Exercise brief:
Print the listing that follows, character for character.

Input material:

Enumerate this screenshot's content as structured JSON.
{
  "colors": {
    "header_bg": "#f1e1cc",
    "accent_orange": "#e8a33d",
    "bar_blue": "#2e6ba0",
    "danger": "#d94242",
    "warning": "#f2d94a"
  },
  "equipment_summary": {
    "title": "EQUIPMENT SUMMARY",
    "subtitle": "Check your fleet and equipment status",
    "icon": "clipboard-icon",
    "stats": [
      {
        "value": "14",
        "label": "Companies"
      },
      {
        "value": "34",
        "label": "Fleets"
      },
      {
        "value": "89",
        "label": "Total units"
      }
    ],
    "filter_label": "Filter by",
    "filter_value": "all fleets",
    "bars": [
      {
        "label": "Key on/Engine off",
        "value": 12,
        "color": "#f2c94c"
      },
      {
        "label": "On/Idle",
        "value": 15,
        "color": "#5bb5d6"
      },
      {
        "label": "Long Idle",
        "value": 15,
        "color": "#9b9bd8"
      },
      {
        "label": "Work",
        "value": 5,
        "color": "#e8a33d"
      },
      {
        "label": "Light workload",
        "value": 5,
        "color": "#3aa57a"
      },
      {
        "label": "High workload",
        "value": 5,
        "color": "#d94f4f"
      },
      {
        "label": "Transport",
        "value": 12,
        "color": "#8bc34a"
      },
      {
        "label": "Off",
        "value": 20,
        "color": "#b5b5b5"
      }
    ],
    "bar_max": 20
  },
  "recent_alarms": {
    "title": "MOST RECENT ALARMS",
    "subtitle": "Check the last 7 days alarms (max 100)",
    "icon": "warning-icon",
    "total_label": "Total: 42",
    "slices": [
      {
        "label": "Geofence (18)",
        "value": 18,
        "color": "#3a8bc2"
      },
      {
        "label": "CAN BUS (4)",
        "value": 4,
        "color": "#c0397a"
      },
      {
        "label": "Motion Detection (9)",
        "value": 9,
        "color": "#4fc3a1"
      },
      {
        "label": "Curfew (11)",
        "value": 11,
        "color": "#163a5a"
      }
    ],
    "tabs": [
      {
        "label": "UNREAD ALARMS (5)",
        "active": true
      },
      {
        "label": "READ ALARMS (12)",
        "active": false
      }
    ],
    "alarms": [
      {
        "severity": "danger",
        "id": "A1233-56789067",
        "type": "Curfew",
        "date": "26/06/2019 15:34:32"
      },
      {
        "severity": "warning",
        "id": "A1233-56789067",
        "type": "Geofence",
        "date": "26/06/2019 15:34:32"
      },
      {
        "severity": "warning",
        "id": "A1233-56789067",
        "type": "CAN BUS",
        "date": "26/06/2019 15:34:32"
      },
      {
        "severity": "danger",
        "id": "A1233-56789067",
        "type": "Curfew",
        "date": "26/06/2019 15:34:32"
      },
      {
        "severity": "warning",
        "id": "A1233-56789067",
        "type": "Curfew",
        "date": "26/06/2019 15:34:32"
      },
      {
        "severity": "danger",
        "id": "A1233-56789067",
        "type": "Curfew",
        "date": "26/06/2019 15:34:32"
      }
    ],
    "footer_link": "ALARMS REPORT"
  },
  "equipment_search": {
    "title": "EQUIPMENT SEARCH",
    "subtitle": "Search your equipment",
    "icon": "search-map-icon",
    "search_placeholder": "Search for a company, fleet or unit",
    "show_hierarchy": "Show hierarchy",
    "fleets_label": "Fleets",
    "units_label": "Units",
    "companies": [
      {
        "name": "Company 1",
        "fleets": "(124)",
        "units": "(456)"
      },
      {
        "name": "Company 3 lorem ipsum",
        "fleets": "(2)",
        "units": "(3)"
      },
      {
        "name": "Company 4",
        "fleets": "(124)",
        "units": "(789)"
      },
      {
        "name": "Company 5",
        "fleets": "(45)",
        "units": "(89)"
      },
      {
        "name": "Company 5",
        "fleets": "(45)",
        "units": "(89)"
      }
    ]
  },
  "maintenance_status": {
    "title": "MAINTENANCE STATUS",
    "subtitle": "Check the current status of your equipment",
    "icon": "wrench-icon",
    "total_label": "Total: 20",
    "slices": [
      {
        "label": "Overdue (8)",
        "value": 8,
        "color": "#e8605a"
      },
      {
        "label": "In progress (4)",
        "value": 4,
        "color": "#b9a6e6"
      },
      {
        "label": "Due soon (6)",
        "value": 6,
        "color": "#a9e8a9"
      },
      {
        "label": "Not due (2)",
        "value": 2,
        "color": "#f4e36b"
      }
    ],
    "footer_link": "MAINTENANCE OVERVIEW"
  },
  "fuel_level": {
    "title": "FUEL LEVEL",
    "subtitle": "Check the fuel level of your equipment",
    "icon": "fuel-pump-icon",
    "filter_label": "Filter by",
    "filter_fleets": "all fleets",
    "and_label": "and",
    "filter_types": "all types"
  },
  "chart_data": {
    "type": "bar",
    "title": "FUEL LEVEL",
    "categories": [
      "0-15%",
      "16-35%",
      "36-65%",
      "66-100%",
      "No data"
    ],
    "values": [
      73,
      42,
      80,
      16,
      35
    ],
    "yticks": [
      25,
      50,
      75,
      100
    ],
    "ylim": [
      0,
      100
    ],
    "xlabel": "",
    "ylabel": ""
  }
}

Solution for this exercise:
Enumerate this screenshot's content as structured JSON.
{
  "colors": {
    "header_bg": "#f1e1cc",
    "accent_orange": "#e8a33d",
    "bar_blue": "#2e6ba0",
    "danger": "#d94242",
    "warning": "#f2d94a"
  },
  "equipment_summary": {
    "title": "EQUIPMENT SUMMARY",
    "subtitle": "Check your fleet and equipment status",
    "icon": "clipboard-icon",
    "stats": [
      {
        "value": "14",
        "label": "Companies"
      },
      {
        "value": "34",
        "label": "Fleets"
      },
      {
        "value": "89",
        "label": "Total units"
      }
    ],
    "filter_label": "Filter by",
    "filter_value": "all fleets",
    "bars": [
      {
        "label": "Key on/Engine off",
        "value": 12,
        "color": "#f2c94c"
      },
      {
        "label": "On/Idle",
        "value": 15,
        "color": "#5bb5d6"
      },
      {
        "label": "Long Idle",
        "value": 15,
        "color": "#9b9bd8"
      },
      {
        "label": "Work",
        "value": 5,
        "color": "#e8a33d"
      },
      {
        "label": "Light workload",
        "value": 5,
        "color": "#3aa57a"
      },
      {
        "label": "High workload",
        "value": 5,
        "color": "#d94f4f"
      },
      {
        "label": "Transport",
        "value": 12,
        "color": "#8bc34a"
      },
      {
        "label": "Off",
        "value": 20,
        "color": "#b5b5b5"
      }
    ],
    "bar_max": 20
  },
  "recent_alarms": {
    "title": "MOST RECENT ALARMS",
    "subtitle": "Check the last 7 days alarms (max 100)",
    "icon": "warning-icon",
    "total_label": "Total: 42",
    "slices": [
      {
        "label": "Geofence (18)",
        "value": 18,
        "color": "#3a8bc2"
      },
      {
        "label": "CAN BUS (4)",
        "value": 4,
        "color": "#c0397a"
      },
      {
        "label": "Motion Detection (9)",
        "value": 9,
        "color": "#4fc3a1"
      },
      {
        "label": "Curfew (11)",
        "value": 11,
        "color": "#163a5a"
      }
    ],
    "tabs": [
      {
        "label": "UNREAD ALARMS (5)",
        "active": true
      },
      {
        "label": "READ ALARMS (12)",
        "active": false
      }
    ],
    "alarms": [
      {
        "severity": "danger",
        "id": "A1233-56789067",
        "type": "Curfew",
        "date": "26/06/2019 15:34:32"
      },
      {
        "severity": "warning",
        "id": "A1233-56789067",
        "type": "Geofence",
        "date": "26/06/2019 15:34:32"
      },
      {
        "severity": "warning",
        "id": "A1233-56789067",
        "type": "CAN BUS",
        "date": "26/06/2019 15:34:32"
      },
      {
        "severity": "danger",
        "id": "A1233-56789067",
        "type": "Curfew",
        "date": "26/06/2019 15:34:32"
      },
      {
        "severity": "warning",
        "id": "A1233-56789067",
        "type": "Curfew",
        "date": "26/06/2019 15:34:32"
      },
      {
        "severity": "danger",
        "id": "A1233-56789067",
        "type": "Curfew",
        "date": "26/06/2019 15:34:32"
      }
    ],
    "footer_link": "ALARMS REPORT"
  },
  "equipment_search": {
    "title": "EQUIPMENT SEARCH",
    "subtitle": "Search your equipment",
    "icon": "search-map-icon",
    "search_placeholder": "Search for a company, fleet or unit",
    "show_hierarchy": "Show hierarchy",
    "fleets_label": "Fleets",
    "units_label": "Units",
    "companies": [
      {
        "name": "Company 1",
        "fleets": "(124)",
        "units": "(456)"
      },
      {
        "name": "Company 3 lorem ipsum",
        "fleets": "(2)",
        "units": "(3)"
      },
      {
        "name": "Company 4",
        "fleets": "(124)",
        "units": "(789)"
      },
      {
        "name": "Company 5",
        "fleets": "(45)",
        "units": "(89)"
      },
      {
        "name": "Company 5",
        "fleets": "(45)",
        "units": "(89)"
      }
    ]
  },
  "maintenance_status": {
    "title": "MAINTENANCE STATUS",
    "subtitle": "Check the current status of your equipment",
    "icon": "wrench-icon",
    "total_label": "Total: 20",
    "slices": [
      {
        "label": "Overdue (8)",
        "value": 8,
        "color": "#e8605a"
      },
      {
        "label": "In progress (4)",
        "value": 4,
        "color": "#b9a6e6"
      },
      {
        "label": "Due soon (6)",
        "value": 6,
        "color": "#a9e8a9"
      },
      {
        "label": "Not due (2)",
        "value": 2,
        "color": "#f4e36b"
      }
    ],
    "footer_link": "MAINTENANCE OVERVIEW"
  },
  "fuel_level": {
    "title": "FUEL LEVEL",
    "subtitle": "Check the fuel level of your equipment",
    "icon": "fuel-pump-icon",
    "filter_label": "Filter by",
    "filter_fleets": "all fleets",
    "and_label": "and",
    "filter_types": "all types"
  },
  "chart_data": {
    "type": "bar",
    "title": "FUEL LEVEL",
    "categories": [
      "0-15%",
      "16-35%",
      "36-65%",
      "66-100%",
      "No data"
    ],
    "values": [
      73,
      42,
      80,
      16,
      35
    ],
    "yticks": [
      25,
      50,
      75,
      100
    ],
    "ylim": [
      0,
      100
    ],
    "xlabel": "",
    "ylabel": ""
  }
}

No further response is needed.